Give every line below again, exactly.

* EXTRACTED INFORMATION
______________________________
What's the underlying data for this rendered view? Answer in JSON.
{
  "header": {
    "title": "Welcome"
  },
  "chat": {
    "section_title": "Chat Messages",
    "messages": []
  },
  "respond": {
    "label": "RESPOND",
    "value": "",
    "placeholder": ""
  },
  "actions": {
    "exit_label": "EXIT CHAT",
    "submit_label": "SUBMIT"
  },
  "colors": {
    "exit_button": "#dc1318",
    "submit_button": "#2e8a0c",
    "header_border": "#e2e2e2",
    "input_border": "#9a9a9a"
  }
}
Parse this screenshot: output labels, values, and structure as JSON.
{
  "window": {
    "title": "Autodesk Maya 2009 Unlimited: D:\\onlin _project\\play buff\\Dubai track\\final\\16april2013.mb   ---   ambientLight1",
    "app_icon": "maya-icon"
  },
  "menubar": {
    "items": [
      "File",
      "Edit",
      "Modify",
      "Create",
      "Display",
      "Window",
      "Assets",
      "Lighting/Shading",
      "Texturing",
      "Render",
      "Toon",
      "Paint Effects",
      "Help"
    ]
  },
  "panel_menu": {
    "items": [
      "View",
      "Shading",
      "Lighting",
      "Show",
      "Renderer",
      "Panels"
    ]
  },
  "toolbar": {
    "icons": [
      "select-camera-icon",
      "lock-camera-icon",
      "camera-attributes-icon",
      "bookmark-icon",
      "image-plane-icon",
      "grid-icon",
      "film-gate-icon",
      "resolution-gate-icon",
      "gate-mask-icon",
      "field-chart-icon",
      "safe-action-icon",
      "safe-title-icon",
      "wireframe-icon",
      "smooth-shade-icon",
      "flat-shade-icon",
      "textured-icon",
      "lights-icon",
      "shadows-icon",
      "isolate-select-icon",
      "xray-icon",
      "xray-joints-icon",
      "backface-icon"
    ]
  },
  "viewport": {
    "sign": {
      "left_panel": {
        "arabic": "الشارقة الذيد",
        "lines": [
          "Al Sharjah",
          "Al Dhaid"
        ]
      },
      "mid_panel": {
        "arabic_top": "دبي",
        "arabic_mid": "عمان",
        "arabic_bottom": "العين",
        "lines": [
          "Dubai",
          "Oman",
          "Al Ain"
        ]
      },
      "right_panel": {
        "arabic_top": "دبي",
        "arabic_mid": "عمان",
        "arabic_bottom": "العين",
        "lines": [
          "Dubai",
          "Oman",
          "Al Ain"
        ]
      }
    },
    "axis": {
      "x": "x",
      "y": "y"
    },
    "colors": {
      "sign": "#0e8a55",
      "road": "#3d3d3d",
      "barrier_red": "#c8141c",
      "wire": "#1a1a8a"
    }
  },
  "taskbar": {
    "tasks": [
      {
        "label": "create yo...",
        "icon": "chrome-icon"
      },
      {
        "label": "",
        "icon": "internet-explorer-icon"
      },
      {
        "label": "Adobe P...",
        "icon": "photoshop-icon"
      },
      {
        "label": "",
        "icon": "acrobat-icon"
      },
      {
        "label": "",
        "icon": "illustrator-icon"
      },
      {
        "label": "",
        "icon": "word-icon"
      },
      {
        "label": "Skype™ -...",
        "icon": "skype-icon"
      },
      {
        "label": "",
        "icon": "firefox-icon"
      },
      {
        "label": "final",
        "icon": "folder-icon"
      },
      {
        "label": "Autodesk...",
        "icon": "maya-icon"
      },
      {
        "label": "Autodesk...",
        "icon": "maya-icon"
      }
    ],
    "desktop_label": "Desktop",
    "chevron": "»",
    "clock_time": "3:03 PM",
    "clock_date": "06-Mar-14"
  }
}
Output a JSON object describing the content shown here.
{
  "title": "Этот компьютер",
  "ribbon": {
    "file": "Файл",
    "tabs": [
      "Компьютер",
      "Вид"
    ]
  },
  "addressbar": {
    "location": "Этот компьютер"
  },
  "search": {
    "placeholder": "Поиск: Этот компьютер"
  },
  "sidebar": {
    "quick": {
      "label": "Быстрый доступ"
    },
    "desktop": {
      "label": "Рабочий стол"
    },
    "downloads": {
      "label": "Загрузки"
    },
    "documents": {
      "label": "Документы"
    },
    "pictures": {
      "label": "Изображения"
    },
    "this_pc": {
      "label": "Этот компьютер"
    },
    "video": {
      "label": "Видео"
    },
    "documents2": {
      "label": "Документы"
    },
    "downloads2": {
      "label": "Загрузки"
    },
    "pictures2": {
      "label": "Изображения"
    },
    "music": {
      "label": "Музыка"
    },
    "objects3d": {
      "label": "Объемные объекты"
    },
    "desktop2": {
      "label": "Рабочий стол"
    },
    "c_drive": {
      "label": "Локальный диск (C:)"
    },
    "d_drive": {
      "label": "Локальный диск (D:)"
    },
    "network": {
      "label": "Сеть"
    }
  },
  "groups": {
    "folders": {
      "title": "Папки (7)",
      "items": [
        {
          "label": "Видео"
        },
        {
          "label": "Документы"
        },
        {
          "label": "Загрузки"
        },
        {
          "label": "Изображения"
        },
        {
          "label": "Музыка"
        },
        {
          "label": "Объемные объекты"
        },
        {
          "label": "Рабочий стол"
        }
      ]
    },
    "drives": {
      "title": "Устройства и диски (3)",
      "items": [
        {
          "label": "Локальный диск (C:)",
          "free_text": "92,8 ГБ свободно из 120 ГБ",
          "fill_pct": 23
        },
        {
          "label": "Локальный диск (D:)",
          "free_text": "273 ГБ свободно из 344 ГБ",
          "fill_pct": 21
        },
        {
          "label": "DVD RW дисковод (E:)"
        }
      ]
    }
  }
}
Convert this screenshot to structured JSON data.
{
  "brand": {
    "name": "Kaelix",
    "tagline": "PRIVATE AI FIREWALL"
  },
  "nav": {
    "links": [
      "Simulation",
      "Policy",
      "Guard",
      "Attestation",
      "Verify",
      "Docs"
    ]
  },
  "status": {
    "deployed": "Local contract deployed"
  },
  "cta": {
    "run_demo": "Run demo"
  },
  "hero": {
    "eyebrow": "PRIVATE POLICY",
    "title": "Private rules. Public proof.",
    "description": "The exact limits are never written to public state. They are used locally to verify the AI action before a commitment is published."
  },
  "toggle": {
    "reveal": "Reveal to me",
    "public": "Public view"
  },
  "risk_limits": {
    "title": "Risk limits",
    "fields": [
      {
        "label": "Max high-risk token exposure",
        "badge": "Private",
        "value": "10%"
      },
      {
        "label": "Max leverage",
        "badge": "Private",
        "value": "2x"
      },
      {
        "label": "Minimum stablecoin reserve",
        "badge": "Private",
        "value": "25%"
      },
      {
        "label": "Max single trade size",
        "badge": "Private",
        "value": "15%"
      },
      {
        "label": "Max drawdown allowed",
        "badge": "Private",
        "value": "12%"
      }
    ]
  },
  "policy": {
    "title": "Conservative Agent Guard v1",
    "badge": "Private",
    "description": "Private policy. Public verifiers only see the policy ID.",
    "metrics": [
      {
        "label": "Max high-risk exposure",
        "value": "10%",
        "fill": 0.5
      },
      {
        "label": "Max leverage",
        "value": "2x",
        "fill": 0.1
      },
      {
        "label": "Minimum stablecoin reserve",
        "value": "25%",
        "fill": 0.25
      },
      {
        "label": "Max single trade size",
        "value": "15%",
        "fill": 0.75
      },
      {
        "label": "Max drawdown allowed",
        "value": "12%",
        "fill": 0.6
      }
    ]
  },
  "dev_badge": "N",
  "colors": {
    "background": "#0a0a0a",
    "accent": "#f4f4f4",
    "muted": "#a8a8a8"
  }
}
______________________________
* ANSWER FOR THIS EXERCISE
What's the underlying data for this rendered view? Answer in JSON.
{
  "header": {
    "title": "Welcome"
  },
  "chat": {
    "section_title": "Chat Messages",
    "messages": []
  },
  "respond": {
    "label": "RESPOND",
    "value": "",
    "placeholder": ""
  },
  "actions": {
    "exit_label": "EXIT CHAT",
    "submit_label": "SUBMIT"
  },
  "colors": {
    "exit_button": "#dc1318",
    "submit_button": "#2e8a0c",
    "header_border": "#e2e2e2",
    "input_border": "#9a9a9a"
  }
}
Parse this screenshot: output labels, values, and structure as JSON.
{
  "window": {
    "title": "Autodesk Maya 2009 Unlimited: D:\\onlin _project\\play buff\\Dubai track\\final\\16april2013.mb   ---   ambientLight1",
    "app_icon": "maya-icon"
  },
  "menubar": {
    "items": [
      "File",
      "Edit",
      "Modify",
      "Create",
      "Display",
      "Window",
      "Assets",
      "Lighting/Shading",
      "Texturing",
      "Render",
      "Toon",
      "Paint Effects",
      "Help"
    ]
  },
  "panel_menu": {
    "items": [
      "View",
      "Shading",
      "Lighting",
      "Show",
      "Renderer",
      "Panels"
    ]
  },
  "toolbar": {
    "icons": [
      "select-camera-icon",
      "lock-camera-icon",
      "camera-attributes-icon",
      "bookmark-icon",
      "image-plane-icon",
      "grid-icon",
      "film-gate-icon",
      "resolution-gate-icon",
      "gate-mask-icon",
      "field-chart-icon",
      "safe-action-icon",
      "safe-title-icon",
      "wireframe-icon",
      "smooth-shade-icon",
      "flat-shade-icon",
      "textured-icon",
      "lights-icon",
      "shadows-icon",
      "isolate-select-icon",
      "xray-icon",
      "xray-joints-icon",
      "backface-icon"
    ]
  },
  "viewport": {
    "sign": {
      "left_panel": {
        "arabic": "الشارقة الذيد",
        "lines": [
          "Al Sharjah",
          "Al Dhaid"
        ]
      },
      "mid_panel": {
        "arabic_top": "دبي",
        "arabic_mid": "عمان",
        "arabic_bottom": "العين",
        "lines": [
          "Dubai",
          "Oman",
          "Al Ain"
        ]
      },
      "right_panel": {
        "arabic_top": "دبي",
        "arabic_mid": "عمان",
        "arabic_bottom": "العين",
        "lines": [
          "Dubai",
          "Oman",
          "Al Ain"
        ]
      }
    },
    "axis": {
      "x": "x",
      "y": "y"
    },
    "colors": {
      "sign": "#0e8a55",
      "road": "#3d3d3d",
      "barrier_red": "#c8141c",
      "wire": "#1a1a8a"
    }
  },
  "taskbar": {
    "tasks": [
      {
        "label": "create yo...",
        "icon": "chrome-icon"
      },
      {
        "label": "",
        "icon": "internet-explorer-icon"
      },
      {
        "label": "Adobe P...",
        "icon": "photoshop-icon"
      },
      {
        "label": "",
        "icon": "acrobat-icon"
      },
      {
        "label": "",
        "icon": "illustrator-icon"
      },
      {
        "label": "",
        "icon": "word-icon"
      },
      {
        "label": "Skype™ -...",
        "icon": "skype-icon"
      },
      {
        "label": "",
        "icon": "firefox-icon"
      },
      {
        "label": "final",
        "icon": "folder-icon"
      },
      {
        "label": "Autodesk...",
        "icon": "maya-icon"
      },
      {
        "label": "Autodesk...",
        "icon": "maya-icon"
      }
    ],
    "desktop_label": "Desktop",
    "chevron": "»",
    "clock_time": "3:03 PM",
    "clock_date": "06-Mar-14"
  }
}
Output a JSON object describing the content shown here.
{
  "title": "Этот компьютер",
  "ribbon": {
    "file": "Файл",
    "tabs": [
      "Компьютер",
      "Вид"
    ]
  },
  "addressbar": {
    "location": "Этот компьютер"
  },
  "search": {
    "placeholder": "Поиск: Этот компьютер"
  },
  "sidebar": {
    "quick": {
      "label": "Быстрый доступ"
    },
    "desktop": {
      "label": "Рабочий стол"
    },
    "downloads": {
      "label": "Загрузки"
    },
    "documents": {
      "label": "Документы"
    },
    "pictures": {
      "label": "Изображения"
    },
    "this_pc": {
      "label": "Этот компьютер"
    },
    "video": {
      "label": "Видео"
    },
    "documents2": {
      "label": "Документы"
    },
    "downloads2": {
      "label": "Загрузки"
    },
    "pictures2": {
      "label": "Изображения"
    },
    "music": {
      "label": "Музыка"
    },
    "objects3d": {
      "label": "Объемные объекты"
    },
    "desktop2": {
      "label": "Рабочий стол"
    },
    "c_drive": {
      "label": "Локальный диск (C:)"
    },
    "d_drive": {
      "label": "Локальный диск (D:)"
    },
    "network": {
      "label": "Сеть"
    }
  },
  "groups": {
    "folders": {
      "title": "Папки (7)",
      "items": [
        {
          "label": "Видео"
        },
        {
          "label": "Документы"
        },
        {
          "label": "Загрузки"
        },
        {
          "label": "Изображения"
        },
        {
          "label": "Музыка"
        },
        {
          "label": "Объемные объекты"
        },
        {
          "label": "Рабочий стол"
        }
      ]
    },
    "drives": {
      "title": "Устройства и диски (3)",
      "items": [
        {
          "label": "Локальный диск (C:)",
          "free_text": "92,8 ГБ свободно из 120 ГБ",
          "fill_pct": 23
        },
        {
          "label": "Локальный диск (D:)",
          "free_text": "273 ГБ свободно из 344 ГБ",
          "fill_pct": 21
        },
        {
          "label": "DVD RW дисковод (E:)"
        }
      ]
    }
  }
}
Convert this screenshot to structured JSON data.
{
  "brand": {
    "name": "Kaelix",
    "tagline": "PRIVATE AI FIREWALL"
  },
  "nav": {
    "links": [
      "Simulation",
      "Policy",
      "Guard",
      "Attestation",
      "Verify",
      "Docs"
    ]
  },
  "status": {
    "deployed": "Local contract deployed"
  },
  "cta": {
    "run_demo": "Run demo"
  },
  "hero": {
    "eyebrow": "PRIVATE POLICY",
    "title": "Private rules. Public proof.",
    "description": "The exact limits are never written to public state. They are used locally to verify the AI action before a commitment is published."
  },
  "toggle": {
    "reveal": "Reveal to me",
    "public": "Public view"
  },
  "risk_limits": {
    "title": "Risk limits",
    "fields": [
      {
        "label": "Max high-risk token exposure",
        "badge": "Private",
        "value": "10%"
      },
      {
        "label": "Max leverage",
        "badge": "Private",
        "value": "2x"
      },
      {
        "label": "Minimum stablecoin reserve",
        "badge": "Private",
        "value": "25%"
      },
      {
        "label": "Max single trade size",
        "badge": "Private",
        "value": "15%"
      },
      {
        "label": "Max drawdown allowed",
        "badge": "Private",
        "value": "12%"
      }
    ]
  },
  "policy": {
    "title": "Conservative Agent Guard v1",
    "badge": "Private",
    "description": "Private policy. Public verifiers only see the policy ID.",
    "metrics": [
      {
        "label": "Max high-risk exposure",
        "value": "10%",
        "fill": 0.5
      },
      {
        "label": "Max leverage",
        "value": "2x",
        "fill": 0.1
      },
      {
        "label": "Minimum stablecoin reserve",
        "value": "25%",
        "fill": 0.25
      },
      {
        "label": "Max single trade size",
        "value": "15%",
        "fill": 0.75
      },
      {
        "label": "Max drawdown allowed",
        "value": "12%",
        "fill": 0.6
      }
    ]
  },
  "dev_badge": "N",
  "colors": {
    "background": "#0a0a0a",
    "accent": "#f4f4f4",
    "muted": "#a8a8a8"
  }
}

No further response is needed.